--- Begin Provided information ---

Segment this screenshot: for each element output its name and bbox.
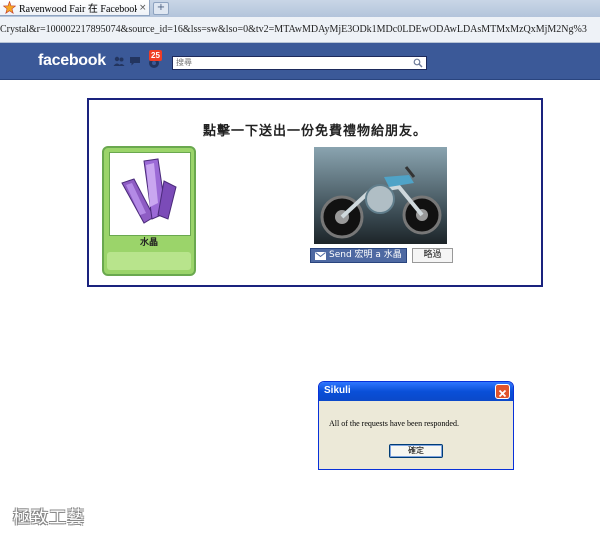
motorcycle-photo-icon <box>320 166 442 239</box>
facebook-search-box[interactable] <box>172 56 427 70</box>
watermark-text: 極致工藝 <box>13 508 85 528</box>
new-tab-button[interactable]: + <box>153 2 169 15</box>
friend-requests-icon[interactable] <box>113 55 125 67</box>
gift-prompt: 點擊一下送出一份免費禮物給朋友。 <box>202 124 427 139</box>
messages-icon[interactable] <box>129 55 141 67</box>
browser-tab-strip: Ravenwood Fair 在 Facebook × + <box>0 0 600 17</box>
gift-card-footer <box>107 252 191 270</box>
dialog-close-button[interactable] <box>495 384 510 399</box>
send-gift-button[interactable]: Send 宏明 a 水晶 <box>310 248 407 263</box>
skip-button[interactable]: 略過 <box>412 248 453 263</box>
gift-item-label: 水晶 <box>139 238 158 248</box>
address-bar[interactable]: Crystal&r=100002217895074&source_id=16&l… <box>0 22 600 37</box>
gift-item-card[interactable]: 水晶 <box>102 146 196 276</box>
dialog-titlebar[interactable]: Sikuli <box>319 382 513 401</box>
friend-photo <box>314 147 447 244</box>
envelope-icon <box>315 252 326 260</box>
search-input[interactable] <box>173 57 408 69</box>
dialog-title: Sikuli <box>324 385 351 396</box>
send-gift-panel: 點擊一下送出一份免費禮物給朋友。 水晶 Send 宏明 a 水晶 略過 <box>87 98 543 287</box>
facebook-logo[interactable]: facebook <box>38 52 106 70</box>
browser-toolbar: Crystal&r=100002217895074&source_id=16&l… <box>0 17 600 43</box>
notification-badge: 25 <box>149 50 162 61</box>
dialog-message: All of the requests have been responded. <box>329 419 459 428</box>
tab-title: Ravenwood Fair 在 Facebook <box>19 4 137 15</box>
tab-close-icon[interactable]: × <box>139 3 147 13</box>
search-icon[interactable] <box>413 58 423 68</box>
gift-item-frame <box>109 152 191 236</box>
crystal-icon <box>121 158 177 224</box>
ravenwood-favicon-icon <box>3 1 16 14</box>
dialog-ok-button[interactable]: 確定 <box>389 444 443 458</box>
send-gift-label: Send 宏明 a 水晶 <box>329 250 402 260</box>
browser-tab[interactable]: Ravenwood Fair 在 Facebook × <box>0 0 150 16</box>
sikuli-dialog: Sikuli All of the requests have been res… <box>318 381 514 470</box>
close-icon <box>498 389 507 398</box>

--- End Provided information ---

Copy, word for word, the rows between the line containing "motorcycle-photo-icon <box>320 166" and the line containing "send-gift-button[interactable]: Send 宏明", both of those lines included.

motorcycle-photo-icon <box>320 166 442 239</box>
facebook-search-box[interactable] <box>172 56 427 70</box>
watermark-text: 極致工藝 <box>13 508 85 528</box>
new-tab-button[interactable]: + <box>153 2 169 15</box>
friend-requests-icon[interactable] <box>113 55 125 67</box>
gift-prompt: 點擊一下送出一份免費禮物給朋友。 <box>202 124 427 139</box>
messages-icon[interactable] <box>129 55 141 67</box>
browser-tab-strip: Ravenwood Fair 在 Facebook × + <box>0 0 600 17</box>
gift-card-footer <box>107 252 191 270</box>
dialog-close-button[interactable] <box>495 384 510 399</box>
send-gift-button[interactable]: Send 宏明 a 水晶 <box>310 248 407 263</box>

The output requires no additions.